**Exercise aim**
Locate the string "Machine" throughout the material and copy every line in which it occurs.

## Begin

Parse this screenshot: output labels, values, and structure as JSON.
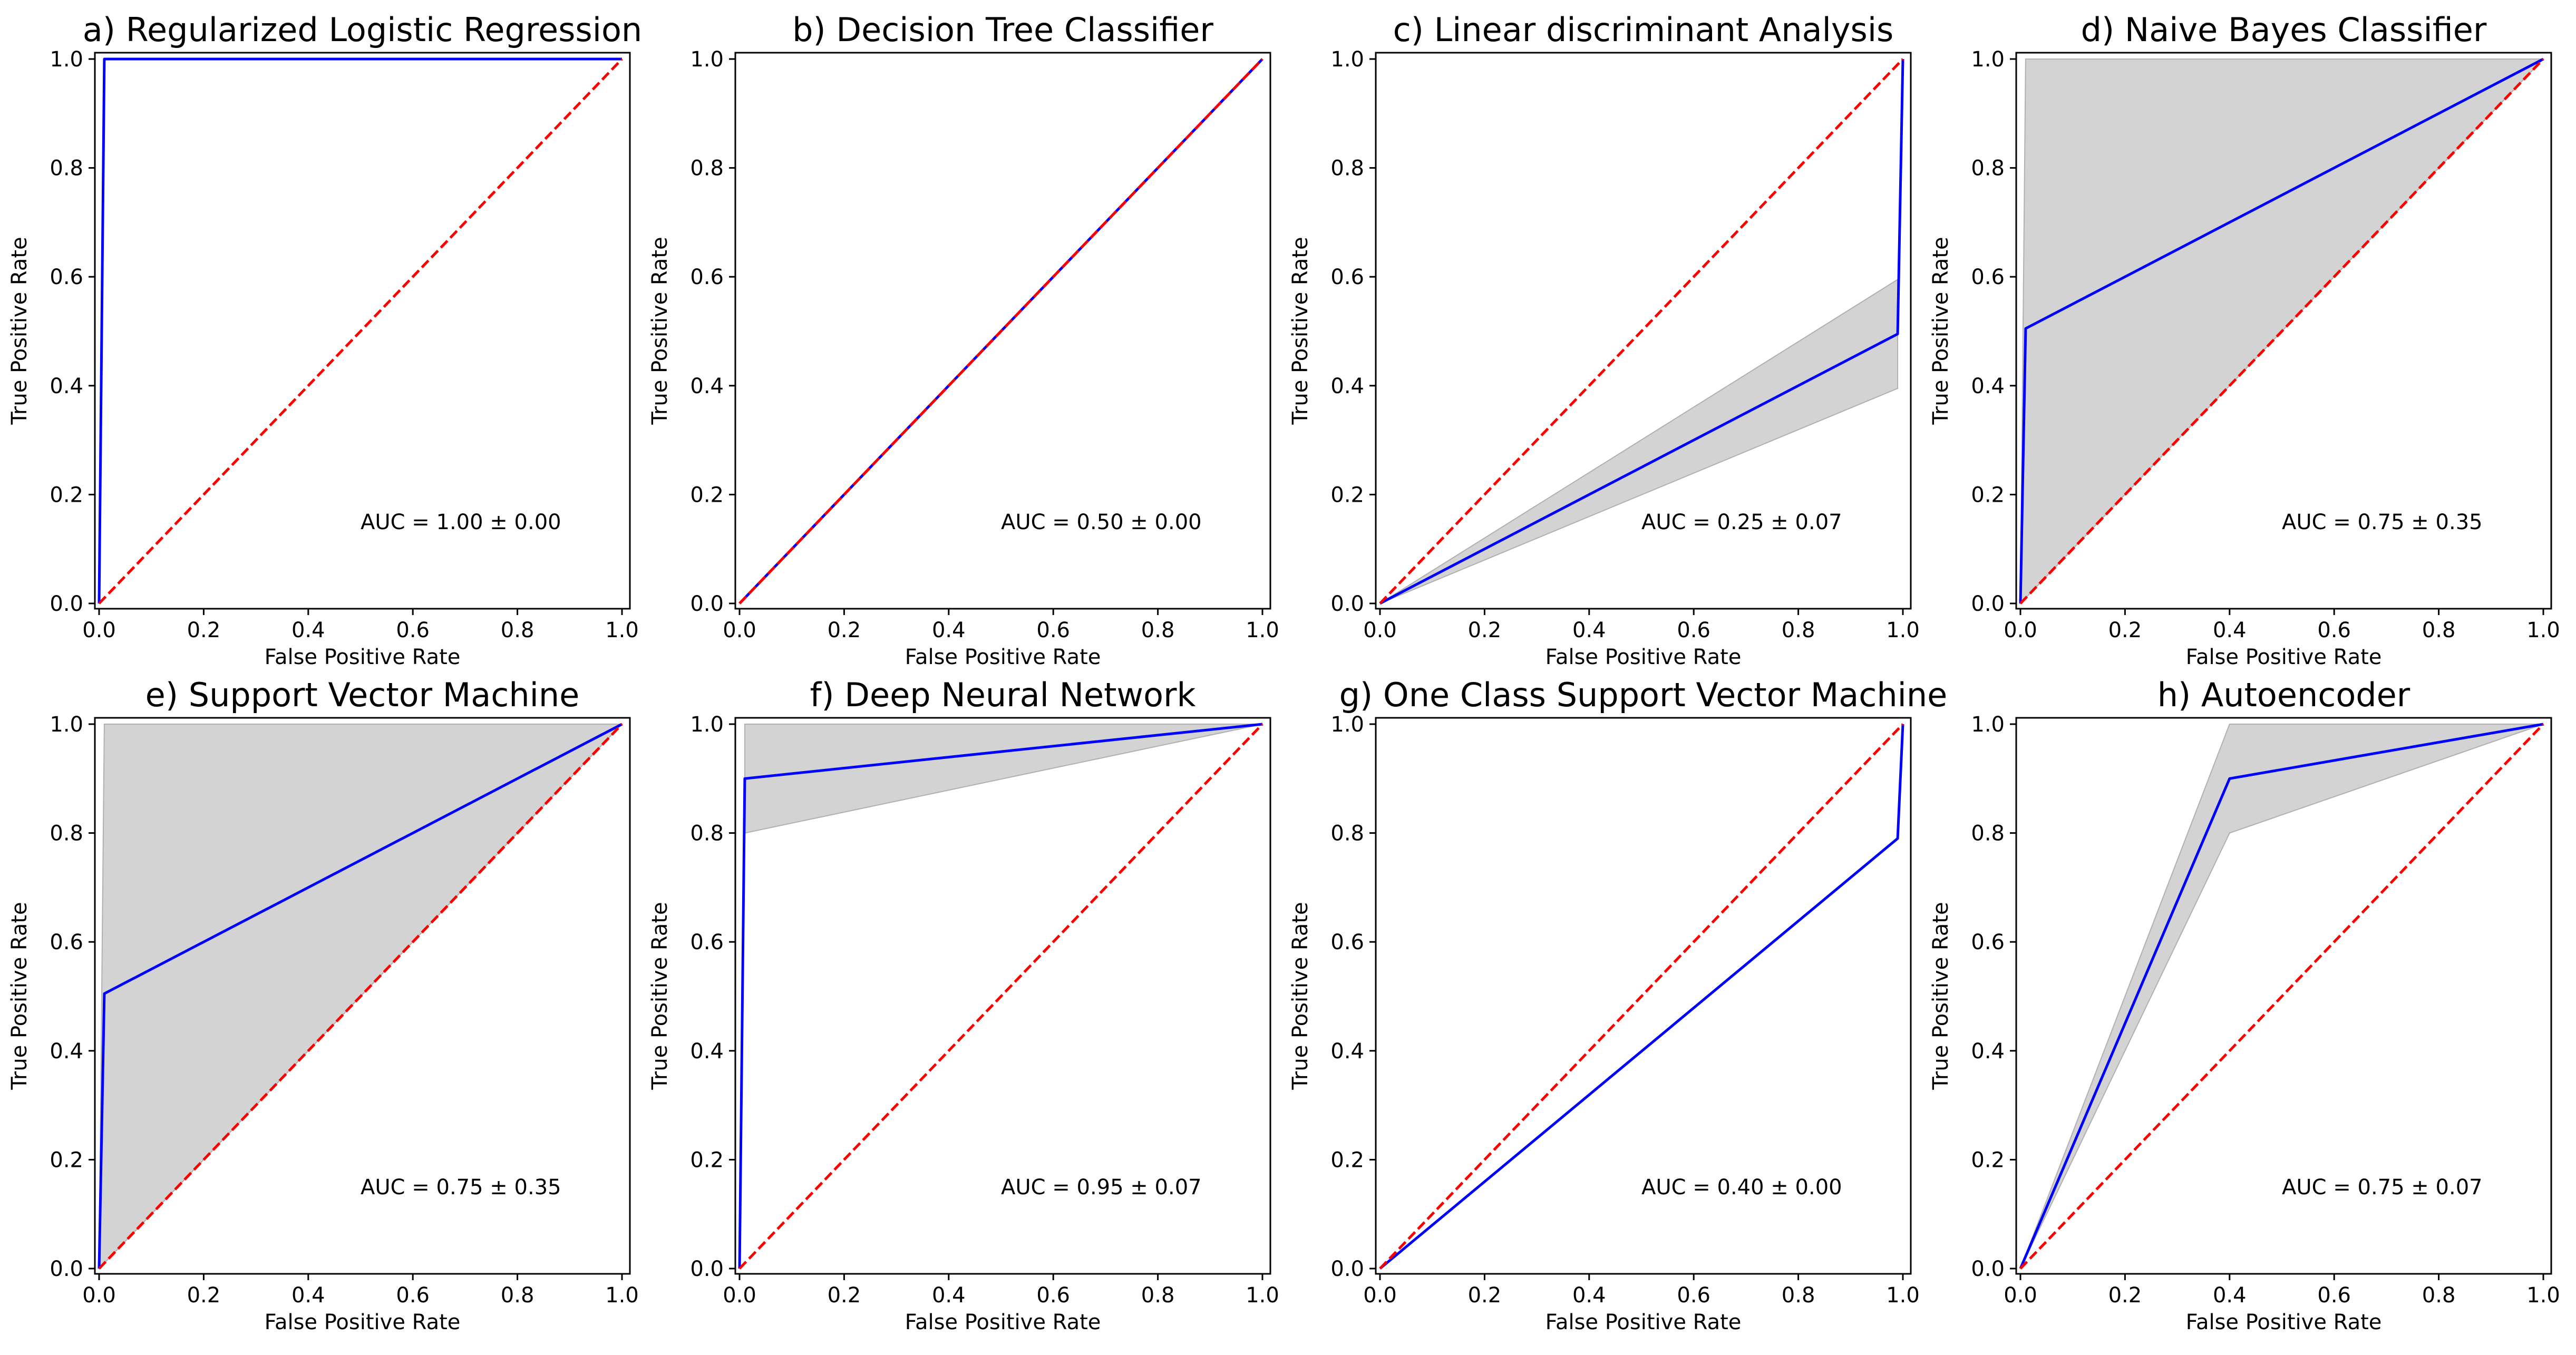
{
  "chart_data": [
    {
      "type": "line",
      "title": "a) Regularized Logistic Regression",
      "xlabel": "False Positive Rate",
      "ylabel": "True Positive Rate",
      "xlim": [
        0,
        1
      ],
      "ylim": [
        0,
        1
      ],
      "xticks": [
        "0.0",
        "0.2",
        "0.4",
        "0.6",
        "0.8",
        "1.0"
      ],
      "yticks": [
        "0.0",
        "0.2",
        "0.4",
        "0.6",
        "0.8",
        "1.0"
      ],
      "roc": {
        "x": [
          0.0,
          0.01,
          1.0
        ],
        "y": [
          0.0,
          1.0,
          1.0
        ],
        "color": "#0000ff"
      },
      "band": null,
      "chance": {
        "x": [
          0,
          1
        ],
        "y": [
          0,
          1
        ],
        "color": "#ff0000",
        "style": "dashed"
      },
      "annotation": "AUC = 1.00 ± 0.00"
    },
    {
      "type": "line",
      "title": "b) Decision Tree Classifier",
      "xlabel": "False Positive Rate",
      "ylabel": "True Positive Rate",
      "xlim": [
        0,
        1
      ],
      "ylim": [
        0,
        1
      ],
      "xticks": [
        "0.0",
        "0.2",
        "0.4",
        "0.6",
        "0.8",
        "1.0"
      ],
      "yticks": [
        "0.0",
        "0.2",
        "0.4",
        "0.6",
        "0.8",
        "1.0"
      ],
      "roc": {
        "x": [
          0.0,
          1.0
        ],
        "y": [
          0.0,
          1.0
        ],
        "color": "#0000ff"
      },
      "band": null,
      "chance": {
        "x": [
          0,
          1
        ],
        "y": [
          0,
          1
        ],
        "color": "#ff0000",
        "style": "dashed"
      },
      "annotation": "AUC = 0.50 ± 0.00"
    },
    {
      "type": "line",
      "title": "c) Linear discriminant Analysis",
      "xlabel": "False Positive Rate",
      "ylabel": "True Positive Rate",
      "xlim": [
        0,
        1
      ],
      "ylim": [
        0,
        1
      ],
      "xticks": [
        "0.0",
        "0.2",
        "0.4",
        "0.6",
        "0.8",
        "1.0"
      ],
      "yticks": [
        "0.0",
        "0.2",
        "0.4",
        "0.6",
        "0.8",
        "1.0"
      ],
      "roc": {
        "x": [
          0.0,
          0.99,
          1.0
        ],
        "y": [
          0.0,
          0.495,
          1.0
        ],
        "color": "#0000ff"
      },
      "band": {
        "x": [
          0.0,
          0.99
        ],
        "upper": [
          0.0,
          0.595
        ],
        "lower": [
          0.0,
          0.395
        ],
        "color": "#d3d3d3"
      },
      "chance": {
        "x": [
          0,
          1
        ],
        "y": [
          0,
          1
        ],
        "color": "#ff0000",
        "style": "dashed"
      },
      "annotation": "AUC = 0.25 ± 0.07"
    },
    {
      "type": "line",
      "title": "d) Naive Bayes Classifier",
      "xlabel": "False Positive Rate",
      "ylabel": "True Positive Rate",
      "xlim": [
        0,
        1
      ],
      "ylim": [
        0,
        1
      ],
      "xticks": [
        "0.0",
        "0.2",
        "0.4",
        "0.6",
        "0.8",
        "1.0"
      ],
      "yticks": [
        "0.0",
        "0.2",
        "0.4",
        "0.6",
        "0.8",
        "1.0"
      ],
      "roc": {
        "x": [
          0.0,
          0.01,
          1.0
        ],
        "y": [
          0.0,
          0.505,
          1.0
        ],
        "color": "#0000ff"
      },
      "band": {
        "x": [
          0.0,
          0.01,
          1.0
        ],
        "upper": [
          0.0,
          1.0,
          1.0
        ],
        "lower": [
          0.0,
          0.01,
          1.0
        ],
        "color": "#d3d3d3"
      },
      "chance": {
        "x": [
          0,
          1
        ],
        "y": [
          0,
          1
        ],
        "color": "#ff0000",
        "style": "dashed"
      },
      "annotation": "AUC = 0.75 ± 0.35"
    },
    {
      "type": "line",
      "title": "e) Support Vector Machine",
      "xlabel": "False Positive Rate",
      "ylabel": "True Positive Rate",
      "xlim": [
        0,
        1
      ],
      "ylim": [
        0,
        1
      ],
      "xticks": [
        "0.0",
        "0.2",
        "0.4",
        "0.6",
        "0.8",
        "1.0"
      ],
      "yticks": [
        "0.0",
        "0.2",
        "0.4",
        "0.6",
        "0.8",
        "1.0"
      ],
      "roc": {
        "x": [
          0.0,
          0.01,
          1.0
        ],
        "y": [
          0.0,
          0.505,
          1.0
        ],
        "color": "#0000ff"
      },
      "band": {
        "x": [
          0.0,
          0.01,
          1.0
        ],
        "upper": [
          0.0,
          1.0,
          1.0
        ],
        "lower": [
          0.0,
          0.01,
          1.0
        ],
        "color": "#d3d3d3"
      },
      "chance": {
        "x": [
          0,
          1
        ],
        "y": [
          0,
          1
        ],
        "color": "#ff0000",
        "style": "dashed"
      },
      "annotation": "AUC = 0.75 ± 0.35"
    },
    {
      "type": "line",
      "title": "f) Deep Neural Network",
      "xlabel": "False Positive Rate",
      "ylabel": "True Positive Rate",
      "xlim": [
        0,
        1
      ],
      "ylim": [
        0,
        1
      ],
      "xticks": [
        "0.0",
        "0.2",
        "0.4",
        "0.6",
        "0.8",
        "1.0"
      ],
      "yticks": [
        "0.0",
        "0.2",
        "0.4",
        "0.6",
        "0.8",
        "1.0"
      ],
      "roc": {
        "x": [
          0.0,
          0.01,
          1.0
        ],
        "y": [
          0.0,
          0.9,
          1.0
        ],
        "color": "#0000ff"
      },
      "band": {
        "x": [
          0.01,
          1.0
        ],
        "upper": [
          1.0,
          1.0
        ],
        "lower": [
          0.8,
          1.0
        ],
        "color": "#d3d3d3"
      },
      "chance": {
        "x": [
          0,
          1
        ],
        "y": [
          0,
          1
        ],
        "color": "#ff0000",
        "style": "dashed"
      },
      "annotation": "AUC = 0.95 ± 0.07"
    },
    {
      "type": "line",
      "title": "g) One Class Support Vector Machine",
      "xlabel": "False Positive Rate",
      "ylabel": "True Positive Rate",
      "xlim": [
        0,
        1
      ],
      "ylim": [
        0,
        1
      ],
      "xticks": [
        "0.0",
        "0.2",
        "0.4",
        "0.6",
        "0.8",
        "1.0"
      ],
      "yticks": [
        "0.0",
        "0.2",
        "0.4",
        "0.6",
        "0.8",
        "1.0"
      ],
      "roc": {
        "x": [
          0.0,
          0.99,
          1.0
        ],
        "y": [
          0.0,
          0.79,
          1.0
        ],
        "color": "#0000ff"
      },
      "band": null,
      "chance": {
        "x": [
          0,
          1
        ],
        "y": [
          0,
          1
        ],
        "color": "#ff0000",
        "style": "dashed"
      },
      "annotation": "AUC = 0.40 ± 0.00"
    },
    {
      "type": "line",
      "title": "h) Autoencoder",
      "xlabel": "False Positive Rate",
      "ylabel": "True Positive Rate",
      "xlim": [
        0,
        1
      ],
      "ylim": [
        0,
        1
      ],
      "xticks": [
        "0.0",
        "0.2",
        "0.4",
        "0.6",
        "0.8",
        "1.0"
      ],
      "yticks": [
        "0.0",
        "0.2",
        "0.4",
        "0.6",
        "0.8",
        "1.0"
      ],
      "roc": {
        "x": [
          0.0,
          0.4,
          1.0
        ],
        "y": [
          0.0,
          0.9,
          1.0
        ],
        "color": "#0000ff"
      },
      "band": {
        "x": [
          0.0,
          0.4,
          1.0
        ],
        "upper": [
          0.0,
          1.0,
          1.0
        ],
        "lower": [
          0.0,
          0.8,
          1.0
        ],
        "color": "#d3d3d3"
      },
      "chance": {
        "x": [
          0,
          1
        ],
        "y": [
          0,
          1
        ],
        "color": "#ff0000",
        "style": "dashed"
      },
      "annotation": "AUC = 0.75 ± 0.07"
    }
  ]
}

## End

**Task solution**
      "title": "e) Support Vector Machine",
      "title": "g) One Class Support Vector Machine",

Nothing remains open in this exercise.